> Saved data entries:
_ _ _ _ _

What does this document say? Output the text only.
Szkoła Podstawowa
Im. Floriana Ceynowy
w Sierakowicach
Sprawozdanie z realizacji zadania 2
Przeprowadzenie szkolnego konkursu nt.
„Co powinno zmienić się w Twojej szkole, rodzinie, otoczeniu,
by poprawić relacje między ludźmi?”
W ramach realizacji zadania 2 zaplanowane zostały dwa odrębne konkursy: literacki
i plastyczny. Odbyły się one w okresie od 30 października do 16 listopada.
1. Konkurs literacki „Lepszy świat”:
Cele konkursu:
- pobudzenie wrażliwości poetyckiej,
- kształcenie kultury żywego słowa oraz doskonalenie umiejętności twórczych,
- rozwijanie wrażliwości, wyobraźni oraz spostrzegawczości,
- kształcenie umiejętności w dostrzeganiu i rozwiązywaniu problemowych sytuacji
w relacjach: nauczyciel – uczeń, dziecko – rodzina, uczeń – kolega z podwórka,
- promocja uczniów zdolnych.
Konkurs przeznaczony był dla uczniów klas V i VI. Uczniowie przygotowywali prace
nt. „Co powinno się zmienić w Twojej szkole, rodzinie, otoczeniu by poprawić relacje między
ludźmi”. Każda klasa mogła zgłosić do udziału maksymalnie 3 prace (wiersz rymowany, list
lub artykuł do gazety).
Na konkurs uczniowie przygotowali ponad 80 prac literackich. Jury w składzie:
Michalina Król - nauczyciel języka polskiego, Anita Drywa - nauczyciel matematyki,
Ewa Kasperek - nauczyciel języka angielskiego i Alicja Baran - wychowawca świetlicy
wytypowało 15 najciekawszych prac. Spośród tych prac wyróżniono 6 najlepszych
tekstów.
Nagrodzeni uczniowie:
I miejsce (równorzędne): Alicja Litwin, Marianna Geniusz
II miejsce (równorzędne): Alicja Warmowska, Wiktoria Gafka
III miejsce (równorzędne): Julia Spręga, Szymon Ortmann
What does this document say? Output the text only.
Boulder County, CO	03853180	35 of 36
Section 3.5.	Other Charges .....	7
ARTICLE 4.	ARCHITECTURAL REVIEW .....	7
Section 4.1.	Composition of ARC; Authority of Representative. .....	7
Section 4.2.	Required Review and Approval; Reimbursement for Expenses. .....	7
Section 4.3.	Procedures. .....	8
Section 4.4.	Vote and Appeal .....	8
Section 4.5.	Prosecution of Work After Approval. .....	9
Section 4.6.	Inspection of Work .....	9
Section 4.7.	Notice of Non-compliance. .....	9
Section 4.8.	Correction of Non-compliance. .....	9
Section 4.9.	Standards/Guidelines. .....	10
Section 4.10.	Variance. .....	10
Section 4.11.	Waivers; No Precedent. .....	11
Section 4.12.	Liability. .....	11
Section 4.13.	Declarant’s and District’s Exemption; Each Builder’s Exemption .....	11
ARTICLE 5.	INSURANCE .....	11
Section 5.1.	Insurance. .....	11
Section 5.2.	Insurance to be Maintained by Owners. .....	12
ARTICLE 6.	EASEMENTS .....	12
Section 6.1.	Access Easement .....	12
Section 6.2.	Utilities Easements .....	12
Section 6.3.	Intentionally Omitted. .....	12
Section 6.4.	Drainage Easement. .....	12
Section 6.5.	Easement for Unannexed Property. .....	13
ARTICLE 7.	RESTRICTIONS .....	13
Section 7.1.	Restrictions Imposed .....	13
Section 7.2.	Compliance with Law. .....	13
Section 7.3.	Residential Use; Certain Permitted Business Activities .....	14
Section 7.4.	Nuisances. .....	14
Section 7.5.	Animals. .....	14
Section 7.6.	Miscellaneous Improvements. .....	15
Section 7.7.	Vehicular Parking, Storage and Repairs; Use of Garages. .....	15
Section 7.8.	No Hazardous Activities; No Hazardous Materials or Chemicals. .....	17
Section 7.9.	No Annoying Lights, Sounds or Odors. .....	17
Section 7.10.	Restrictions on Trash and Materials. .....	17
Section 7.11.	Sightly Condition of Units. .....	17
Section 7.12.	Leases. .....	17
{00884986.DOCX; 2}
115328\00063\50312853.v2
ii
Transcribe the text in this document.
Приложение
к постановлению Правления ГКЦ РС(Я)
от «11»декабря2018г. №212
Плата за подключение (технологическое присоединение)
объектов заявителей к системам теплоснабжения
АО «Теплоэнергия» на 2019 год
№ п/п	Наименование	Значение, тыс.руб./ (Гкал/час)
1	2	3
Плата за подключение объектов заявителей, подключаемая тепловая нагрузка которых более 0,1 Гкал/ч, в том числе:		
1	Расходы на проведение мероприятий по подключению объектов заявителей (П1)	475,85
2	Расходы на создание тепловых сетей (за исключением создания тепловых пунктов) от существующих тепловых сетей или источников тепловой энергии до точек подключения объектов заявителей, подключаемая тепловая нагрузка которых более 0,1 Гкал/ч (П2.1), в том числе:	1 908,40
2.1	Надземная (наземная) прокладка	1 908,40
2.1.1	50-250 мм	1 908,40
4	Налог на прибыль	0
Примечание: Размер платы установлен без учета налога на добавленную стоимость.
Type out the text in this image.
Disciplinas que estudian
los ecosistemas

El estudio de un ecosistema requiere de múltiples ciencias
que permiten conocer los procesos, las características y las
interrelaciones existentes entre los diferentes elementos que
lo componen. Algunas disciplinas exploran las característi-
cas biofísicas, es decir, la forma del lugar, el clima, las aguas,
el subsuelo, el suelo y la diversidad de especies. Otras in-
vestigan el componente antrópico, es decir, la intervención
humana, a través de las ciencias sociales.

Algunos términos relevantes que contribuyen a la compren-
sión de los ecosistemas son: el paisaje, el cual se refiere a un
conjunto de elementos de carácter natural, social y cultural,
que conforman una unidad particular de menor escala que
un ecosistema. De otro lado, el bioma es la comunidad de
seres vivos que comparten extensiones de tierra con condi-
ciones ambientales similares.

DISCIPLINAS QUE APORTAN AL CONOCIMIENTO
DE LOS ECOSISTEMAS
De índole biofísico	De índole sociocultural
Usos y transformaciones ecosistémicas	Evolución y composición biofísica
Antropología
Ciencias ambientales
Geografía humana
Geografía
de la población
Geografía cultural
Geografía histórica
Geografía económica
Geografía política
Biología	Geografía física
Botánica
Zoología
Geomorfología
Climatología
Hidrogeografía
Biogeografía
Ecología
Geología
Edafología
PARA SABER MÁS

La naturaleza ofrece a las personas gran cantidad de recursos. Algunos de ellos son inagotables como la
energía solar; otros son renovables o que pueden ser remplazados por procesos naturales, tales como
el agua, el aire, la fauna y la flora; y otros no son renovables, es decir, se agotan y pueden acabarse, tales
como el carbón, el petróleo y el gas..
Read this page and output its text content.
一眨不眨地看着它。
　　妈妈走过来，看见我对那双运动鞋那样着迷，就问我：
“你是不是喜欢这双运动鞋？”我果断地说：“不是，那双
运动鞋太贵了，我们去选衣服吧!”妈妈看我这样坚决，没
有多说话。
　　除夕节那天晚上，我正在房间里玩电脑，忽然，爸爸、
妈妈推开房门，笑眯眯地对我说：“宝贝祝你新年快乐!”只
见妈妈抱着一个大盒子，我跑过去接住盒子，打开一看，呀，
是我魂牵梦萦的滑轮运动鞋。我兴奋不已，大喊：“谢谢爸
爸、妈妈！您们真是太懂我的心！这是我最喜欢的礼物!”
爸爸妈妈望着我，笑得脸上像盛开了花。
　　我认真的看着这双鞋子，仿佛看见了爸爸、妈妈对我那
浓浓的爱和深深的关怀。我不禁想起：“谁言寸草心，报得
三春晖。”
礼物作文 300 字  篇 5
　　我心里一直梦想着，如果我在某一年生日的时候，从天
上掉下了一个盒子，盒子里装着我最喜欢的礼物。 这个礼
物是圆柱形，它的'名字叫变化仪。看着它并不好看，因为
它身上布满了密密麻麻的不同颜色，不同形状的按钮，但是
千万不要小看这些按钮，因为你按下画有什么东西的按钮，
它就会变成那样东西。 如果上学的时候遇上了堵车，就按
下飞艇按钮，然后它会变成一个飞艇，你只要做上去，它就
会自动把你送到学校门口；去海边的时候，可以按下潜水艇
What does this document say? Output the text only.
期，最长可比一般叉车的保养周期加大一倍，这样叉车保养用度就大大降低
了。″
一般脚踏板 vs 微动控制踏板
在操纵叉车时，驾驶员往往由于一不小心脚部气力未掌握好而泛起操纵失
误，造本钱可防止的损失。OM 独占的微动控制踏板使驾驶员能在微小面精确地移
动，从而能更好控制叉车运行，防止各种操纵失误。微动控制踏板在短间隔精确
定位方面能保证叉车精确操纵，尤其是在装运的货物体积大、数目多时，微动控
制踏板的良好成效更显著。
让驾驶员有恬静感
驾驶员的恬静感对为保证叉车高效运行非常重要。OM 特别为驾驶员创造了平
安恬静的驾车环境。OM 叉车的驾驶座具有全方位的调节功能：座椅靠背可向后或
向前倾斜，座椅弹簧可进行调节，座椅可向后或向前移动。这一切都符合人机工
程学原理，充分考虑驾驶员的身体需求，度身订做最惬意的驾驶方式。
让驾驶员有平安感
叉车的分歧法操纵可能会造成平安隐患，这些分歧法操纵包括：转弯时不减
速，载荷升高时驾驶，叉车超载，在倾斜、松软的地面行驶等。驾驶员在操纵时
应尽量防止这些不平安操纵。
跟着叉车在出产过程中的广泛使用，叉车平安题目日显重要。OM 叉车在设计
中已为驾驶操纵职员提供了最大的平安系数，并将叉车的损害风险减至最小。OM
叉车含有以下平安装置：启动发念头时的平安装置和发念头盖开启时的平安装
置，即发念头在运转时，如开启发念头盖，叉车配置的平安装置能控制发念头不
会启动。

_ _ _ _ _

Count up every line above that has the word "ambientales" in it; answer with the number alone.

> FINISHED ANSWER:
2